>> start MATERIAL PROVIDED
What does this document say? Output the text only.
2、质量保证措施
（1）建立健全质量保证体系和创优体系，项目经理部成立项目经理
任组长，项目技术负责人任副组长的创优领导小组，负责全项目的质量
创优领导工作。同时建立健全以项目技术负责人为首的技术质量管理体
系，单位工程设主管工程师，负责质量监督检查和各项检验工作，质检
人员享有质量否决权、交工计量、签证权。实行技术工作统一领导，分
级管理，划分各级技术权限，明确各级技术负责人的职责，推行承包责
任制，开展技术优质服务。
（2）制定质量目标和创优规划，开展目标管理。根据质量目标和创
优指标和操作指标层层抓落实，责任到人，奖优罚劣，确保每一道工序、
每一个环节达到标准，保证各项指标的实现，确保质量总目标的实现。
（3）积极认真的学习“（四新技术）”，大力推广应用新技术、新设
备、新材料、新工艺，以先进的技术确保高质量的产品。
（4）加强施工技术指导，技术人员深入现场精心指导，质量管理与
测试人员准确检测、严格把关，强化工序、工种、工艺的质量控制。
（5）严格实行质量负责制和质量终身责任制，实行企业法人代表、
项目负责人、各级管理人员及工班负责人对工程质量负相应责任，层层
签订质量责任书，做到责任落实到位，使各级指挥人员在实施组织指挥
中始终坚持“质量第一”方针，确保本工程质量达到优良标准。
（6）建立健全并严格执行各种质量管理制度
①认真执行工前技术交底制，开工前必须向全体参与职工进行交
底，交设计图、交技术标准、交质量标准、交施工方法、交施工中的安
>> end MATERIAL PROVIDED
- TASK GOAL:
Copy the records above exactly as they appear.

- OUTPUT BELOW:
What does this document say? Output the text only.
2、质量保证措施
（1）建立健全质量保证体系和创优体系，项目经理部成立项目经理
任组长，项目技术负责人任副组长的创优领导小组，负责全项目的质量
创优领导工作。同时建立健全以项目技术负责人为首的技术质量管理体
系，单位工程设主管工程师，负责质量监督检查和各项检验工作，质检
人员享有质量否决权、交工计量、签证权。实行技术工作统一领导，分
级管理，划分各级技术权限，明确各级技术负责人的职责，推行承包责
任制，开展技术优质服务。
（2）制定质量目标和创优规划，开展目标管理。根据质量目标和创
优指标和操作指标层层抓落实，责任到人，奖优罚劣，确保每一道工序、
每一个环节达到标准，保证各项指标的实现，确保质量总目标的实现。
（3）积极认真的学习“（四新技术）”，大力推广应用新技术、新设
备、新材料、新工艺，以先进的技术确保高质量的产品。
（4）加强施工技术指导，技术人员深入现场精心指导，质量管理与
测试人员准确检测、严格把关，强化工序、工种、工艺的质量控制。
（5）严格实行质量负责制和质量终身责任制，实行企业法人代表、
项目负责人、各级管理人员及工班负责人对工程质量负相应责任，层层
签订质量责任书，做到责任落实到位，使各级指挥人员在实施组织指挥
中始终坚持“质量第一”方针，确保本工程质量达到优良标准。
（6）建立健全并严格执行各种质量管理制度
①认真执行工前技术交底制，开工前必须向全体参与职工进行交
底，交设计图、交技术标准、交质量标准、交施工方法、交施工中的安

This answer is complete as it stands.